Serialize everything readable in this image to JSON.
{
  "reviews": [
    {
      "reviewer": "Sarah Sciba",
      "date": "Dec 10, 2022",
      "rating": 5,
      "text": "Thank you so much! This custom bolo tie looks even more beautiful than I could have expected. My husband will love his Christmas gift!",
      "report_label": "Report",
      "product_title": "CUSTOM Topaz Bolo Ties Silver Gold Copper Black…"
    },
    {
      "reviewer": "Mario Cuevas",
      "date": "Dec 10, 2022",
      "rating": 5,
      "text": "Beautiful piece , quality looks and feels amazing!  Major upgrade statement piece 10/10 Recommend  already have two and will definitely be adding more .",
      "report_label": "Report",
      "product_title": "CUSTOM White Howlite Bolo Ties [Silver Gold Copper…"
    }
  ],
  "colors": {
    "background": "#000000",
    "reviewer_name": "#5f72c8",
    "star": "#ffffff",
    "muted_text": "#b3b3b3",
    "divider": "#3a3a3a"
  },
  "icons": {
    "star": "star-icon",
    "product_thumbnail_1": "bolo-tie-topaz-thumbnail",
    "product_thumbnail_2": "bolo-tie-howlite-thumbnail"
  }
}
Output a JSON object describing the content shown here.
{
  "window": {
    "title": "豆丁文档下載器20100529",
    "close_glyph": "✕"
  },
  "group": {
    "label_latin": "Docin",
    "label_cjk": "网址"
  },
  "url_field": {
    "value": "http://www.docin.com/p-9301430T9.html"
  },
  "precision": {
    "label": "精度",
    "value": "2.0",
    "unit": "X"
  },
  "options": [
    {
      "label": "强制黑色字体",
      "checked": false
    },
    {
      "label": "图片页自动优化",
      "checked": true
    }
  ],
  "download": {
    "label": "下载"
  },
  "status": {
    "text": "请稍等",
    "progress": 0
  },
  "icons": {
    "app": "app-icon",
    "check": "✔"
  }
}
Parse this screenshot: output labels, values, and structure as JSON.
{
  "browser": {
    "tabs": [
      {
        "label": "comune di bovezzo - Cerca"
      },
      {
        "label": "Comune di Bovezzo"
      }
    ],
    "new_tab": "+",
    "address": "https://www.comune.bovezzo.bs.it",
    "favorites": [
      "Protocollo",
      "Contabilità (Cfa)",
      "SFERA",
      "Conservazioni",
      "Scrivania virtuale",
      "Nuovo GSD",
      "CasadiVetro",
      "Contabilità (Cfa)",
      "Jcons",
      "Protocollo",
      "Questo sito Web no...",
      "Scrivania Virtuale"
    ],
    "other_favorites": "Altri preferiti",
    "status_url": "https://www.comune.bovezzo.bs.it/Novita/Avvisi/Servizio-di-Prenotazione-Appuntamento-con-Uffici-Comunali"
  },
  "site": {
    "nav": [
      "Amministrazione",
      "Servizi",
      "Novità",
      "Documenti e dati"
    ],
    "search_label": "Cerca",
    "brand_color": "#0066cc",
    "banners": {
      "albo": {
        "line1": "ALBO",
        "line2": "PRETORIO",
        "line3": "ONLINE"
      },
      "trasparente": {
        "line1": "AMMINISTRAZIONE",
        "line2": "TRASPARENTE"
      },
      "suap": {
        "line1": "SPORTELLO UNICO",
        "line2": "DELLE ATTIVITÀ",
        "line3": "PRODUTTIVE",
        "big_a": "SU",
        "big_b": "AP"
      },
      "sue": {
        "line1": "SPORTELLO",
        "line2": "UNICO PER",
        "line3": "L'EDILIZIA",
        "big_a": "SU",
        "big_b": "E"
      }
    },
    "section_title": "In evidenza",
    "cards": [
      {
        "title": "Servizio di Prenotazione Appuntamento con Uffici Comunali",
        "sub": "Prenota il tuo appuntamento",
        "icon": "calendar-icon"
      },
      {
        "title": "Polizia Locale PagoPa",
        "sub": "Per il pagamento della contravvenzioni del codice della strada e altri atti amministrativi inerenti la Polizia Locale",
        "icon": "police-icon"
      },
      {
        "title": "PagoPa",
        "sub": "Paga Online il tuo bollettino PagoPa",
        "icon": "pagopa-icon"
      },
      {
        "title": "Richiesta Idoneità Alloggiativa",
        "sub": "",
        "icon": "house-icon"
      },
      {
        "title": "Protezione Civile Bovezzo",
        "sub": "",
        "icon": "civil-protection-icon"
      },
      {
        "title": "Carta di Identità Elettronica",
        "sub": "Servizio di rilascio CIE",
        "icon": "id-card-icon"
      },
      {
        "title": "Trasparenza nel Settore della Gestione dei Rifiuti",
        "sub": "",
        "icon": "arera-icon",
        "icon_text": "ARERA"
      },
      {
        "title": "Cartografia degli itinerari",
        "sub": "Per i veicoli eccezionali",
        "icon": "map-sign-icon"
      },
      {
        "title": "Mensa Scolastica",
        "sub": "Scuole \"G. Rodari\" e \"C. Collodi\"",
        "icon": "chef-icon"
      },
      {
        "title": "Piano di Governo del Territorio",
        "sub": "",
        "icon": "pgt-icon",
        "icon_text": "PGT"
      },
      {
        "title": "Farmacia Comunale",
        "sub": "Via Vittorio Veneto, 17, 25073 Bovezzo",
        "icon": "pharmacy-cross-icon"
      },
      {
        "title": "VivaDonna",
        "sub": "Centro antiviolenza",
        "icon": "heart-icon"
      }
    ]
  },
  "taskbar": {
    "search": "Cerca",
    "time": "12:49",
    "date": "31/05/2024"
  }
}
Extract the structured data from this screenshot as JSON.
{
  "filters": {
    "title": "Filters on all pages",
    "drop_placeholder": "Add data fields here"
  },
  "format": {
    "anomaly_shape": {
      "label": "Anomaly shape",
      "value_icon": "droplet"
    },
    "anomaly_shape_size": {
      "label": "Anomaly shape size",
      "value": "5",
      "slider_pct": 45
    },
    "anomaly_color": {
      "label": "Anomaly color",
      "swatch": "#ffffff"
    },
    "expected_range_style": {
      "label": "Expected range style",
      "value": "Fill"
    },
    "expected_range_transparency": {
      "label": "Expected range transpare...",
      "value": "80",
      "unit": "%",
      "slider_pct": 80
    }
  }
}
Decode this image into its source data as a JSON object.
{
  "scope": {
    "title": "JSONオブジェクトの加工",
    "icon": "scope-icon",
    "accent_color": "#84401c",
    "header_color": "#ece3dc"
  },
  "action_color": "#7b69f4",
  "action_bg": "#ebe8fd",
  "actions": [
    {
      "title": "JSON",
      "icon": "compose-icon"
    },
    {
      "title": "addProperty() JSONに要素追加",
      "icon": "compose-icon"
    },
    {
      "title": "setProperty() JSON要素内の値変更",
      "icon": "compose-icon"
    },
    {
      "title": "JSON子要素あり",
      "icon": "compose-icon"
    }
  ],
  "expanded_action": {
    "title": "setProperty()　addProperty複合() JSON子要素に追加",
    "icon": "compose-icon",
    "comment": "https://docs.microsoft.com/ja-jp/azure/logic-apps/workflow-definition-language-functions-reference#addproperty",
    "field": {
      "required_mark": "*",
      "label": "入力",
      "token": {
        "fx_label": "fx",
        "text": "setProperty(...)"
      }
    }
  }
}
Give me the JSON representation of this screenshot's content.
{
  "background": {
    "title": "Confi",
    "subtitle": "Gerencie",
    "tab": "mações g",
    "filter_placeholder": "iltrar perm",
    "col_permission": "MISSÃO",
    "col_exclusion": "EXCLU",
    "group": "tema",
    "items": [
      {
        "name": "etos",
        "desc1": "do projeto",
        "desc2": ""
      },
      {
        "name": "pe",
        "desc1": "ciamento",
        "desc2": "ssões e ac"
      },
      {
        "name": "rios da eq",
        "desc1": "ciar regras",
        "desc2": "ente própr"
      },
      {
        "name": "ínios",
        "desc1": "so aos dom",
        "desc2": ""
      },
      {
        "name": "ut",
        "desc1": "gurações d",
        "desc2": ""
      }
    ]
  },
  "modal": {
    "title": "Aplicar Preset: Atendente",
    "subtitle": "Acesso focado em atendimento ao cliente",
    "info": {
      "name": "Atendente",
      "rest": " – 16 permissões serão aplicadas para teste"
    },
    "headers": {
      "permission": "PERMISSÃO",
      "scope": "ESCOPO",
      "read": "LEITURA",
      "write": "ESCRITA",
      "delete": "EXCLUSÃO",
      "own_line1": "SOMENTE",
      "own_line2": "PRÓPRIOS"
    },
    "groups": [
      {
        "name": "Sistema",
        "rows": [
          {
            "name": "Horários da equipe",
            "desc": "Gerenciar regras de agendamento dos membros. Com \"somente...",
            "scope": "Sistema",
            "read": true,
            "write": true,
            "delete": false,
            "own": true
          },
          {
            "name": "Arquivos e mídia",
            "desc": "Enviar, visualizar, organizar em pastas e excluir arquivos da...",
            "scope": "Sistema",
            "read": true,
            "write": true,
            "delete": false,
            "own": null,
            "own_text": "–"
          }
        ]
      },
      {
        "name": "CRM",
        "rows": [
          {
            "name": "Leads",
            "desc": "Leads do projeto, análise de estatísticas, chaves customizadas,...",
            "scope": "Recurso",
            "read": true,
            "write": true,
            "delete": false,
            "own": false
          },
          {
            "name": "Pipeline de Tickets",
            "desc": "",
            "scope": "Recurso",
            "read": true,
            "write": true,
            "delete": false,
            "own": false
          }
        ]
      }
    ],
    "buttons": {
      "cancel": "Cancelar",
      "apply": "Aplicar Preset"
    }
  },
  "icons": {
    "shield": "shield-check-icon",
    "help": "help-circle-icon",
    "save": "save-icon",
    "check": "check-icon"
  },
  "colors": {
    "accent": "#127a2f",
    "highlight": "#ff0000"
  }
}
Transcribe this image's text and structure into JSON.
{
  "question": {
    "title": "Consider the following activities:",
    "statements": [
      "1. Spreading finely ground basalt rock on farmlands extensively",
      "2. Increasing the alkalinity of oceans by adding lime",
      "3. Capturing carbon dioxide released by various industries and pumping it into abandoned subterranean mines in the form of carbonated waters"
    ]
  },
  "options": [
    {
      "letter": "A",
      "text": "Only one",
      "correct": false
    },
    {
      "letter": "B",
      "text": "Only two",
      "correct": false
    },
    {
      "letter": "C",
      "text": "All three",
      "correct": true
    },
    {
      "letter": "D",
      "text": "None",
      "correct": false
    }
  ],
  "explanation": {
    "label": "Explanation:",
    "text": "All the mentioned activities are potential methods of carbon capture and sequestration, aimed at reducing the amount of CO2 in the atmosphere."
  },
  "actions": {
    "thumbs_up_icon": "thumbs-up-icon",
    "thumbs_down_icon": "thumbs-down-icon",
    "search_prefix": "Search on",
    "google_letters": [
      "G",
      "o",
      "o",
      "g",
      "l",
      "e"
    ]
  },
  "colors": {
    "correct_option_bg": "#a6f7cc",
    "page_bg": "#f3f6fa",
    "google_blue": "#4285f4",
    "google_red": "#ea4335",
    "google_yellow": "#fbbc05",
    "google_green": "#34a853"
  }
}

****************

* EXERCISE PROMPT: Return only the count of lines in the records that hold the word "Uffici".

* COMPLETED EXERCISE: 2